• What you should do
All entries are to be given again verbatim.

(Collected data entries)
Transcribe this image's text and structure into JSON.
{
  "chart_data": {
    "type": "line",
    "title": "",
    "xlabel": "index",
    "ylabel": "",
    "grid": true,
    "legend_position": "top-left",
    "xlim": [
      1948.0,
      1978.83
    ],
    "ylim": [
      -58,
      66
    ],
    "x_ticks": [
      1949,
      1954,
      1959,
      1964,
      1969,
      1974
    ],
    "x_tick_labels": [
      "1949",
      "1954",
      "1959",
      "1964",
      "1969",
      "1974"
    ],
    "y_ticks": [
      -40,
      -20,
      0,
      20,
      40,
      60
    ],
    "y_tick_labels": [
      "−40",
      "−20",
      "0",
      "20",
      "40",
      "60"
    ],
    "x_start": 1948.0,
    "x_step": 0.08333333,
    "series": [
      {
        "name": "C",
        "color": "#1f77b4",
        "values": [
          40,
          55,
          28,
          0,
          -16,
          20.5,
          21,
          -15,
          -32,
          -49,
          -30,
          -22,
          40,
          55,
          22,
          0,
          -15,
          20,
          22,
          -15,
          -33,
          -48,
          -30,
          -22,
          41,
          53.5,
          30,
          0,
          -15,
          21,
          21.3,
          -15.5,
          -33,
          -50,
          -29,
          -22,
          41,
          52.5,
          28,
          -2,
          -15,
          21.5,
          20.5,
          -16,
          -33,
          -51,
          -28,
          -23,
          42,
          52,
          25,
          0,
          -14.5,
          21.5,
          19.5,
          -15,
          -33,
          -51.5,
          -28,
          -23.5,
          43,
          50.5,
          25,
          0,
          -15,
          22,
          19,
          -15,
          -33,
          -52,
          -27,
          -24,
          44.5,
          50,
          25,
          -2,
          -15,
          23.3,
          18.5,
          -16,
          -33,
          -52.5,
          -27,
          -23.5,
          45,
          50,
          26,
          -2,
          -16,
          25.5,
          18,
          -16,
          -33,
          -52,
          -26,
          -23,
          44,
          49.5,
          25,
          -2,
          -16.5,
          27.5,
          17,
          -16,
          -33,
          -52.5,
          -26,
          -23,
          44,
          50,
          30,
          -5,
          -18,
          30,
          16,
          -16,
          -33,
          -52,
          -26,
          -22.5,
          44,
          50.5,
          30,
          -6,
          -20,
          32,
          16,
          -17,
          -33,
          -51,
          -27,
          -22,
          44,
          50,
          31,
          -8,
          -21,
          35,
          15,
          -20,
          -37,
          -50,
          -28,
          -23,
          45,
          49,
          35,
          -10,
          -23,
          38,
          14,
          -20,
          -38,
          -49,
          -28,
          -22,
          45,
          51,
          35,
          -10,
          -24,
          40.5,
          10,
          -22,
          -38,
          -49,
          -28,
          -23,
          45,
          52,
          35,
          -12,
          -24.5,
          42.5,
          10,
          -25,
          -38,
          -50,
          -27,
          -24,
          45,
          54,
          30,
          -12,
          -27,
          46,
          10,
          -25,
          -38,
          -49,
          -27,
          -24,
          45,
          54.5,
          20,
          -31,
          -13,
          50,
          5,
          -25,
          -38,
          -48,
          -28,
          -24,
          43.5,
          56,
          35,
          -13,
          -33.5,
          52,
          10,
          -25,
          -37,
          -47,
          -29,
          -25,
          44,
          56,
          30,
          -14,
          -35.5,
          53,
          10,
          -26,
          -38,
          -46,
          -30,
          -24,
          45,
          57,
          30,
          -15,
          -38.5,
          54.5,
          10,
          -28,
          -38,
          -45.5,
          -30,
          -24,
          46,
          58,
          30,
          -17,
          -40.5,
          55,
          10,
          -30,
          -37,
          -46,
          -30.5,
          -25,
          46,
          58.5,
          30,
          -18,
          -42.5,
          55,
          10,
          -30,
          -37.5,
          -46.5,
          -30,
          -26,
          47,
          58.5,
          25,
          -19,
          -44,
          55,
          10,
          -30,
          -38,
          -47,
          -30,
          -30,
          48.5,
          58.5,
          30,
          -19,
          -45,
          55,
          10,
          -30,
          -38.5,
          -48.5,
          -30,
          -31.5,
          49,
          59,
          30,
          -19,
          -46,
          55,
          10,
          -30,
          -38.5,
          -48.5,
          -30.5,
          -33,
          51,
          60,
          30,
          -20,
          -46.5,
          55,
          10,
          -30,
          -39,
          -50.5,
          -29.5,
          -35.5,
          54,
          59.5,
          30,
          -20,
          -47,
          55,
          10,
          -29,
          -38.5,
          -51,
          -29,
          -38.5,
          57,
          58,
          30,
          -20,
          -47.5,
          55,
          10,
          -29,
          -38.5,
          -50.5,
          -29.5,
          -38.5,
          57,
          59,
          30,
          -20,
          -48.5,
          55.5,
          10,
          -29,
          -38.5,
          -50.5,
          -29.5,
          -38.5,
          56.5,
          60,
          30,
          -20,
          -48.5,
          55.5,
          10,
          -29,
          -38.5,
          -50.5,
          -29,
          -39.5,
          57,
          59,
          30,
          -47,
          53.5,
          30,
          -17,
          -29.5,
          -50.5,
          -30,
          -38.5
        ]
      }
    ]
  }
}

• Response to the task
Transcribe this image's text and structure into JSON.
{
  "chart_data": {
    "type": "line",
    "title": "",
    "xlabel": "index",
    "ylabel": "",
    "grid": true,
    "legend_position": "top-left",
    "xlim": [
      1948.0,
      1978.83
    ],
    "ylim": [
      -58,
      66
    ],
    "x_ticks": [
      1949,
      1954,
      1959,
      1964,
      1969,
      1974
    ],
    "x_tick_labels": [
      "1949",
      "1954",
      "1959",
      "1964",
      "1969",
      "1974"
    ],
    "y_ticks": [
      -40,
      -20,
      0,
      20,
      40,
      60
    ],
    "y_tick_labels": [
      "−40",
      "−20",
      "0",
      "20",
      "40",
      "60"
    ],
    "x_start": 1948.0,
    "x_step": 0.08333333,
    "series": [
      {
        "name": "C",
        "color": "#1f77b4",
        "values": [
          40,
          55,
          28,
          0,
          -16,
          20.5,
          21,
          -15,
          -32,
          -49,
          -30,
          -22,
          40,
          55,
          22,
          0,
          -15,
          20,
          22,
          -15,
          -33,
          -48,
          -30,
          -22,
          41,
          53.5,
          30,
          0,
          -15,
          21,
          21.3,
          -15.5,
          -33,
          -50,
          -29,
          -22,
          41,
          52.5,
          28,
          -2,
          -15,
          21.5,
          20.5,
          -16,
          -33,
          -51,
          -28,
          -23,
          42,
          52,
          25,
          0,
          -14.5,
          21.5,
          19.5,
          -15,
          -33,
          -51.5,
          -28,
          -23.5,
          43,
          50.5,
          25,
          0,
          -15,
          22,
          19,
          -15,
          -33,
          -52,
          -27,
          -24,
          44.5,
          50,
          25,
          -2,
          -15,
          23.3,
          18.5,
          -16,
          -33,
          -52.5,
          -27,
          -23.5,
          45,
          50,
          26,
          -2,
          -16,
          25.5,
          18,
          -16,
          -33,
          -52,
          -26,
          -23,
          44,
          49.5,
          25,
          -2,
          -16.5,
          27.5,
          17,
          -16,
          -33,
          -52.5,
          -26,
          -23,
          44,
          50,
          30,
          -5,
          -18,
          30,
          16,
          -16,
          -33,
          -52,
          -26,
          -22.5,
          44,
          50.5,
          30,
          -6,
          -20,
          32,
          16,
          -17,
          -33,
          -51,
          -27,
          -22,
          44,
          50,
          31,
          -8,
          -21,
          35,
          15,
          -20,
          -37,
          -50,
          -28,
          -23,
          45,
          49,
          35,
          -10,
          -23,
          38,
          14,
          -20,
          -38,
          -49,
          -28,
          -22,
          45,
          51,
          35,
          -10,
          -24,
          40.5,
          10,
          -22,
          -38,
          -49,
          -28,
          -23,
          45,
          52,
          35,
          -12,
          -24.5,
          42.5,
          10,
          -25,
          -38,
          -50,
          -27,
          -24,
          45,
          54,
          30,
          -12,
          -27,
          46,
          10,
          -25,
          -38,
          -49,
          -27,
          -24,
          45,
          54.5,
          20,
          -31,
          -13,
          50,
          5,
          -25,
          -38,
          -48,
          -28,
          -24,
          43.5,
          56,
          35,
          -13,
          -33.5,
          52,
          10,
          -25,
          -37,
          -47,
          -29,
          -25,
          44,
          56,
          30,
          -14,
          -35.5,
          53,
          10,
          -26,
          -38,
          -46,
          -30,
          -24,
          45,
          57,
          30,
          -15,
          -38.5,
          54.5,
          10,
          -28,
          -38,
          -45.5,
          -30,
          -24,
          46,
          58,
          30,
          -17,
          -40.5,
          55,
          10,
          -30,
          -37,
          -46,
          -30.5,
          -25,
          46,
          58.5,
          30,
          -18,
          -42.5,
          55,
          10,
          -30,
          -37.5,
          -46.5,
          -30,
          -26,
          47,
          58.5,
          25,
          -19,
          -44,
          55,
          10,
          -30,
          -38,
          -47,
          -30,
          -30,
          48.5,
          58.5,
          30,
          -19,
          -45,
          55,
          10,
          -30,
          -38.5,
          -48.5,
          -30,
          -31.5,
          49,
          59,
          30,
          -19,
          -46,
          55,
          10,
          -30,
          -38.5,
          -48.5,
          -30.5,
          -33,
          51,
          60,
          30,
          -20,
          -46.5,
          55,
          10,
          -30,
          -39,
          -50.5,
          -29.5,
          -35.5,
          54,
          59.5,
          30,
          -20,
          -47,
          55,
          10,
          -29,
          -38.5,
          -51,
          -29,
          -38.5,
          57,
          58,
          30,
          -20,
          -47.5,
          55,
          10,
          -29,
          -38.5,
          -50.5,
          -29.5,
          -38.5,
          57,
          59,
          30,
          -20,
          -48.5,
          55.5,
          10,
          -29,
          -38.5,
          -50.5,
          -29.5,
          -38.5,
          56.5,
          60,
          30,
          -20,
          -48.5,
          55.5,
          10,
          -29,
          -38.5,
          -50.5,
          -29,
          -39.5,
          57,
          59,
          30,
          -47,
          53.5,
          30,
          -17,
          -29.5,
          -50.5,
          -30,
          -38.5
        ]
      }
    ]
  }
}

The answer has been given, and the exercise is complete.